QUESTION COURTE A
Selon l'extrait sur l'Islam au musée de Pergame, qui a acheté la Chambre d'Alep en 1912 ?
QUESTION COURTE B
Recopiez le passage de l'extrait sur l'Islam au musée de Pergame qui commence aux mots « Cet instrument de » et se termine après les mots « astronome et poète. ».

EXTRAIT DU TEXTE
____________

Ma deuxième photo ci-dessus fait un gros plan sur une partie de la décoration. On voit un animal fabuleux et un animal réel s’abreuver ensemble dans une riche végétation, et des oiseaux apparaissent au-dessus d’eux. Et puis, sur l’autre moitié de la façade (que je ne montre pas parce qu’elle n’a pas été apportée à Berlin), les animaux disparaissent et il n’y a plus que des plantes. Sans aucun doute, l’explication en est que face à ce mur se trouvait la mosquée, or l’Islam interdit la représentation d’êtres vivants.

L’Islam au musée de Pergame à Berlin. 31 juillet 2013
L’Islam au musée de Pergame à Berlin. 31 juillet 2013

Cet instrument de bronze gravé originaire de Bagdad (Irak) est unique en son genre. Il s’agit d’un astrolabe universel. L’indication informe qu’il a été conçu par l'astronome Abu Ja'far al-Hazin, qui a vécu au dixième siècle, et qu’il a été réalisé entre 513 et 514 de l‘Hégire (soit entre 1119-1120 et 1120-1121 de notre calendrier) par Allah al-Baghdadi Hibat, astronome et poète.

L’Islam au musée de Pergame à Berlin. 31 juillet 2013

Autre transfert monumental au musée, la Chambre d’Alep. C’est avec le palais de Mshatta qu’en 1904 a été créée la section d’art islamique dans les musées de Berlin, et pour garnir ce musée la Chambre d’Alep a été achetée en 1912 par le premier directeur de la collection, Friedrich Sarre. Nous voilà transportés dans la salle de banquet d’une riche demeure du quartier chrétien d’Alep, en Syrie. Des inscriptions donnent le nom du propriétaire, Isa b. Butrus (c’est-à-dire Jésus fils de Pierre), qui nous est connu comme marchand et courtier d’Alep, ainsi que deux dates pour la construction, 1009 et 1012. Comme ces dates sont données dans le calendrier islamique, il faut comprendre 1600-1601 et 1603. Des psaumes sont inscrits en arabe, mais il ne fait aucun doute que ce personnage était chrétien parce que des Vierges à l’Enfant sont représentées en cinq endroits et saint Georges en deux endroits. On trouve aussi diverses scènes de l’Ancien Testament (le sacrifice d’Abraham) et du Nouveau Testament (la Cène). Le style des panneaux est en rapport très direct avec les livres enluminés de la même époque.

____________

JEU DE DONNÉES
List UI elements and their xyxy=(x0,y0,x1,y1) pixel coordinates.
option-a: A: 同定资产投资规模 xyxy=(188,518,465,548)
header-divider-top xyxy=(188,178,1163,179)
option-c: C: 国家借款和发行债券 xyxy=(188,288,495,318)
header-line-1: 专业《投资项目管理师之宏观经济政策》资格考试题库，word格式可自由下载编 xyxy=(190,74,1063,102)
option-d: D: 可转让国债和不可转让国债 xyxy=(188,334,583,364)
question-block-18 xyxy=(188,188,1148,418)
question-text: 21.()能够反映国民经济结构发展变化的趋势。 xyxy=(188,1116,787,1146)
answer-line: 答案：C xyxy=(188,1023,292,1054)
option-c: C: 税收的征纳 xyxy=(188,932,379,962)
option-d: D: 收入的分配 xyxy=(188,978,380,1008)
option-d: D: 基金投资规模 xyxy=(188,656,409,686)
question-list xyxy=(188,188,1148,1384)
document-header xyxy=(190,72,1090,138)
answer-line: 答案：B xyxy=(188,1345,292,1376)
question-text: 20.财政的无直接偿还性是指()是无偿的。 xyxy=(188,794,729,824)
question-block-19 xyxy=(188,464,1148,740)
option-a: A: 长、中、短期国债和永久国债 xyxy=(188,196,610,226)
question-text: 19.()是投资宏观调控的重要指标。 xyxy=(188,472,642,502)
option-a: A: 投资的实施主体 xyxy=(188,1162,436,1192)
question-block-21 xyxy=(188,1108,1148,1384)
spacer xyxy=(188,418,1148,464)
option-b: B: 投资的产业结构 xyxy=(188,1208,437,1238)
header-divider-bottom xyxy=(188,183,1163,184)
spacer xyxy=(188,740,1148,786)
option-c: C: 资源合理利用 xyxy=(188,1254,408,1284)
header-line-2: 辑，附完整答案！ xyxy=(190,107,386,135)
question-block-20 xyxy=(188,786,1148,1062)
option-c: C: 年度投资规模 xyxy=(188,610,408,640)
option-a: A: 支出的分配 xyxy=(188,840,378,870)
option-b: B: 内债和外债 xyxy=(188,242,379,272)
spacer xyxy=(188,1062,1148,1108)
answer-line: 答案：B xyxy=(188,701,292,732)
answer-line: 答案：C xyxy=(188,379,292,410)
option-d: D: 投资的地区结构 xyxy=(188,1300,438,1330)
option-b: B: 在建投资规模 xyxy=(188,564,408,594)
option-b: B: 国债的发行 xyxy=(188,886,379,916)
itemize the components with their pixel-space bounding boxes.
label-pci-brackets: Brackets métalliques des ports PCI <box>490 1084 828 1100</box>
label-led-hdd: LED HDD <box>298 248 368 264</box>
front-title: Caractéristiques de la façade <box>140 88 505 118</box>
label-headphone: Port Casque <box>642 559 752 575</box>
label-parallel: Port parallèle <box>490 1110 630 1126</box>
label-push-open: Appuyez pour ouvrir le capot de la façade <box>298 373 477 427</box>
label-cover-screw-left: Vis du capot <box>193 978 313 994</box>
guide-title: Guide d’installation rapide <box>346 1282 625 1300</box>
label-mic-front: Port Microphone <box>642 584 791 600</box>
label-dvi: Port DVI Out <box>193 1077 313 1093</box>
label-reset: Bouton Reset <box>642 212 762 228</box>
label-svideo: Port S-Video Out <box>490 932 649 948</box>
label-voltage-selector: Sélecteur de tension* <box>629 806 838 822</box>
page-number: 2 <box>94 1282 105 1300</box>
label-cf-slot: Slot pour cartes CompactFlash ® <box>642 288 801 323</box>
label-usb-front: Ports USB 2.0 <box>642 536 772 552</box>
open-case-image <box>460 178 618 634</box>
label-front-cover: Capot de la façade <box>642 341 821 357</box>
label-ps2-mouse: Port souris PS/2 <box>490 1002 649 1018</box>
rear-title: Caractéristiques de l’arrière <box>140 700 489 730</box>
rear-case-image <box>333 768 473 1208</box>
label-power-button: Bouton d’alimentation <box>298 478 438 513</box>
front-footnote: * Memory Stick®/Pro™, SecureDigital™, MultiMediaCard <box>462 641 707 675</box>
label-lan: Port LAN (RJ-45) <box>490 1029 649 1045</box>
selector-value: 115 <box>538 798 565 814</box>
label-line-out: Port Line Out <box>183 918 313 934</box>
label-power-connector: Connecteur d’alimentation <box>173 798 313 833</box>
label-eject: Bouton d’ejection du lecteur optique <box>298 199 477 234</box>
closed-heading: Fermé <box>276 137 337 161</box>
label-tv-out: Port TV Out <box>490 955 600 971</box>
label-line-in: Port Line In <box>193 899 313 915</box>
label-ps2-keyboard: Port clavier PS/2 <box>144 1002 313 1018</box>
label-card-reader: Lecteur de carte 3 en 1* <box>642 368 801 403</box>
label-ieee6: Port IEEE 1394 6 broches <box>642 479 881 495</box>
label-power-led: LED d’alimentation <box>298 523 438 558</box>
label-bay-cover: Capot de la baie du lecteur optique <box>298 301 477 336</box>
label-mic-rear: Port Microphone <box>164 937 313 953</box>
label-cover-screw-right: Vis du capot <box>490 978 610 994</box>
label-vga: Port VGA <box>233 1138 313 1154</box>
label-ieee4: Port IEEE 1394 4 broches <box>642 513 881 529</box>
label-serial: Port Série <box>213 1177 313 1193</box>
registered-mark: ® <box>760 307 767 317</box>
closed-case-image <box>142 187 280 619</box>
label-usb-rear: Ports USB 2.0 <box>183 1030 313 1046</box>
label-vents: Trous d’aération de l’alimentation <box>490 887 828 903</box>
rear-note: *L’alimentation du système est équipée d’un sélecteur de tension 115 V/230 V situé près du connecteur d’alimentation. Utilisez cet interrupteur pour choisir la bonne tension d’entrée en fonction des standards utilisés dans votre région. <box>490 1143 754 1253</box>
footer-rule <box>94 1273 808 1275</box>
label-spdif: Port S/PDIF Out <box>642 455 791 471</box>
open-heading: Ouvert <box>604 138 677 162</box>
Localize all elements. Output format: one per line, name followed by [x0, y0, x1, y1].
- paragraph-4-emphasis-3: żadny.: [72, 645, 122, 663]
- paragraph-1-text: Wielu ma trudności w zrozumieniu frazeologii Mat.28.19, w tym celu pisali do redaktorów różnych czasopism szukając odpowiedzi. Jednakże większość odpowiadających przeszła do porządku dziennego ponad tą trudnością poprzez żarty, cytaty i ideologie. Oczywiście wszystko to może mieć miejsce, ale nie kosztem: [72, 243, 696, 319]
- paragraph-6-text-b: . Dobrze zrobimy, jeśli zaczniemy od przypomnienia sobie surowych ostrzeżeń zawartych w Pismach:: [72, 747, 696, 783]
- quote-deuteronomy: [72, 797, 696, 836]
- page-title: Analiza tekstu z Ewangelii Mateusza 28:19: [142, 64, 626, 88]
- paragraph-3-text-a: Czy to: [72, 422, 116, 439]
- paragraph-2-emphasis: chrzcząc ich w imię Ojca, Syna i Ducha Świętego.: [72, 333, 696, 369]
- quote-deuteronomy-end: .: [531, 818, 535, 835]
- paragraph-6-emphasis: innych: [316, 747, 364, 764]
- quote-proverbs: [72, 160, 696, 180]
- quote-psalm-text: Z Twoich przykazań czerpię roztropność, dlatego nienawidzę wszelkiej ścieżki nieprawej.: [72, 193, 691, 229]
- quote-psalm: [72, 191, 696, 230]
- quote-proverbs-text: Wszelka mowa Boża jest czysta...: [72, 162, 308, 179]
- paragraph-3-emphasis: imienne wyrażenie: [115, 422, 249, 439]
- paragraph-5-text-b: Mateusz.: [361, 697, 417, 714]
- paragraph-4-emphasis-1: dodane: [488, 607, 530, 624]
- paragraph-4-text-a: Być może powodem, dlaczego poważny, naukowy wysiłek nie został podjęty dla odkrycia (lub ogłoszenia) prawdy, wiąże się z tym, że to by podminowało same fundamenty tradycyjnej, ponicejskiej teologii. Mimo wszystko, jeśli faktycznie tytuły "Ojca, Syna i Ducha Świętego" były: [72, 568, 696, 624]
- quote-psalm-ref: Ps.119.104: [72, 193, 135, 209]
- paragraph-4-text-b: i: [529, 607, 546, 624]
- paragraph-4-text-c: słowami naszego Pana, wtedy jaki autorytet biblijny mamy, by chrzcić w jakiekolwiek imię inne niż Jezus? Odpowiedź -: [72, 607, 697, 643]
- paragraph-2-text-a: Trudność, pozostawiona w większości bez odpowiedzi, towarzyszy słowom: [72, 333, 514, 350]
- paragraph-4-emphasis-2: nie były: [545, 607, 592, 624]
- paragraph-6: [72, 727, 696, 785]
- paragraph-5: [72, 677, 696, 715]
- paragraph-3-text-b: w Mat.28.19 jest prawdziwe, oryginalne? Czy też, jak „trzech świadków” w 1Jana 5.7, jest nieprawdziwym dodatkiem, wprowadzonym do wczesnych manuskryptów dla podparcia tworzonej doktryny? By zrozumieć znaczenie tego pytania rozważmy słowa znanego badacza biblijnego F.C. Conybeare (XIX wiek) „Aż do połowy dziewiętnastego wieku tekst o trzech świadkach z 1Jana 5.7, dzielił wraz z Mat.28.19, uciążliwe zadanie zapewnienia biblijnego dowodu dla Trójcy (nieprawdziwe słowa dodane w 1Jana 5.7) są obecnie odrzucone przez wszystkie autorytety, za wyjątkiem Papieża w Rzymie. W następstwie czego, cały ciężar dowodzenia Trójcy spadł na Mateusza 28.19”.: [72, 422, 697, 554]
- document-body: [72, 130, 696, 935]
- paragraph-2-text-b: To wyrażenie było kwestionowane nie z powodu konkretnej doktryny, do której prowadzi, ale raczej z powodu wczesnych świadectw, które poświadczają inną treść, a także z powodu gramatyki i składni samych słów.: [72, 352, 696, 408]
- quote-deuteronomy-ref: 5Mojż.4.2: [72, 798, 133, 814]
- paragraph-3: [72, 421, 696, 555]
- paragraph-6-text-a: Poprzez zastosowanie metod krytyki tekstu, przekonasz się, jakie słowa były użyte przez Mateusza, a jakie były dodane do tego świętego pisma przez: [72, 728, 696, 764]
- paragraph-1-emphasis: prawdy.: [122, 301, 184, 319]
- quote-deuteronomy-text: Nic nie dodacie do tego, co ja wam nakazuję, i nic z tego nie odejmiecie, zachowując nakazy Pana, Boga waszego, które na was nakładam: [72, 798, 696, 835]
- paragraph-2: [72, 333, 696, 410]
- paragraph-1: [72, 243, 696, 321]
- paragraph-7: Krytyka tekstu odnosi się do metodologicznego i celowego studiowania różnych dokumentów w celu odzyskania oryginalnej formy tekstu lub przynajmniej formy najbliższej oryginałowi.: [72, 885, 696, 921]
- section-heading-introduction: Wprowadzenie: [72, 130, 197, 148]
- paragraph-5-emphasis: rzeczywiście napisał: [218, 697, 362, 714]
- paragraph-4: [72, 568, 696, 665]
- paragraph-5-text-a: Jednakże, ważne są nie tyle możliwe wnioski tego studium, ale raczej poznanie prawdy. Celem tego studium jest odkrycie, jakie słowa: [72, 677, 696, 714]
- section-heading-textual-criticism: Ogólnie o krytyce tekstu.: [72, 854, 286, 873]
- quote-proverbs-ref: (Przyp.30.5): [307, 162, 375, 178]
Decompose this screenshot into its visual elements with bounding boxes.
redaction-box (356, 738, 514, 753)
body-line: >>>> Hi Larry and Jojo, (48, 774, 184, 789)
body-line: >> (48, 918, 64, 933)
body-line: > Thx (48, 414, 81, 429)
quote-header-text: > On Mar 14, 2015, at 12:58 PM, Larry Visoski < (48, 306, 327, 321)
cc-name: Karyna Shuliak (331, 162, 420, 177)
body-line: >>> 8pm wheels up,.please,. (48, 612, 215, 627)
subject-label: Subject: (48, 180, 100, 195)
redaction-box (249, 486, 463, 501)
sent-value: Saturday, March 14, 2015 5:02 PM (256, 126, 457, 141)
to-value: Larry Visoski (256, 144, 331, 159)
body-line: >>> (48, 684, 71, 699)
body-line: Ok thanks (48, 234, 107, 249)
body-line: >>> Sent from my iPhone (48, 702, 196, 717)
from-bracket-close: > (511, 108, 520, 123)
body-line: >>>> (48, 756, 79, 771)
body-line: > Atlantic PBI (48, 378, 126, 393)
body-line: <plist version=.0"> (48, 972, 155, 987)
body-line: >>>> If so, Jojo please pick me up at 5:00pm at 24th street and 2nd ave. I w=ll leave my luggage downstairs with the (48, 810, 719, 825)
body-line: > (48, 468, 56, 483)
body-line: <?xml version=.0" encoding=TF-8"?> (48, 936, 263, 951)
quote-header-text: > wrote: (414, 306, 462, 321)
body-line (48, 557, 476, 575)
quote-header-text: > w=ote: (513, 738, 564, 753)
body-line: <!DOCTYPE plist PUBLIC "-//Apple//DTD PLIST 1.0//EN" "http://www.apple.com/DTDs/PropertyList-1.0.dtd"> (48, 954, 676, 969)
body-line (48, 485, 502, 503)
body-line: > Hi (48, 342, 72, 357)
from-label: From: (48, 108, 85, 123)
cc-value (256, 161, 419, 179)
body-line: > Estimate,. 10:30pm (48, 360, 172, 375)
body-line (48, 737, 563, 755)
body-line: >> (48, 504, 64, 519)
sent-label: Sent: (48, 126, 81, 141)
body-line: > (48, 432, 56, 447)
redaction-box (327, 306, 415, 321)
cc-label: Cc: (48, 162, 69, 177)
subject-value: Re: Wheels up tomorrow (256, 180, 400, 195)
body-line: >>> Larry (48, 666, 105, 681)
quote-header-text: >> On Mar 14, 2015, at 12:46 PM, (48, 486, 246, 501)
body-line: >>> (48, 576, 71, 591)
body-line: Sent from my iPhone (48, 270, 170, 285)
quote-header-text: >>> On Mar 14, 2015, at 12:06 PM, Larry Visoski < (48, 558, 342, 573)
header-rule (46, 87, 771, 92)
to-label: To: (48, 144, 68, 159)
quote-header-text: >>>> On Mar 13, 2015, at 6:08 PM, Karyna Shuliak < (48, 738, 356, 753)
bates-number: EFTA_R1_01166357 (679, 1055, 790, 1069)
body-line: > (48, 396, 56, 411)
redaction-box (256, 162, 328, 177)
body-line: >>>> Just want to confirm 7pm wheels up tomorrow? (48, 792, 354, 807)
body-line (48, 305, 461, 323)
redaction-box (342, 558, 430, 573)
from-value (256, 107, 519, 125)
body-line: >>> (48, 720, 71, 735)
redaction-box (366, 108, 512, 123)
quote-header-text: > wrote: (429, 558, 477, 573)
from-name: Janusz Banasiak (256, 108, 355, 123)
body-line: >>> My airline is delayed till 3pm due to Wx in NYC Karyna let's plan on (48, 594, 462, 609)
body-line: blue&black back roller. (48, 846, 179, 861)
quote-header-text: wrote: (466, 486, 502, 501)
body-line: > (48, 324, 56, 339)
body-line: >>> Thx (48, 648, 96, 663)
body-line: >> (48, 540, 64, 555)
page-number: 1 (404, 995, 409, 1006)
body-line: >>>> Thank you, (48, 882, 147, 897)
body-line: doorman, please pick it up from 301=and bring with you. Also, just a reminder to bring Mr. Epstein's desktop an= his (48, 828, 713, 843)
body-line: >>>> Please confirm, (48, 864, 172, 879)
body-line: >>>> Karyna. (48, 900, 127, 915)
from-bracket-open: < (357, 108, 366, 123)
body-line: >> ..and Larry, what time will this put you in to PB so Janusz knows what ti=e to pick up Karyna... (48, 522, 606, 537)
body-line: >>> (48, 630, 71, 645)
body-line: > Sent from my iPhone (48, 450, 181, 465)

____________

RÉPONSE ATTENDUE A
Friedrich Sarre, le premier directeur de la collection.

RÉPONSE ATTENDUE B
Cet instrument de bronze gravé originaire de Bagdad (Irak) est unique en son genre. Il s’agit d’un astrolabe universel. L’indication informe qu’il a été conçu par l'astronome Abu Ja'far al-Hazin, qui a vécu au dixième siècle, et qu’il a été réalisé entre 513 et 514 de l‘Hégire (soit entre 1119-1120 et 1120-1121 de notre calendrier) par Allah al-Baghdadi Hibat, astronome et poète.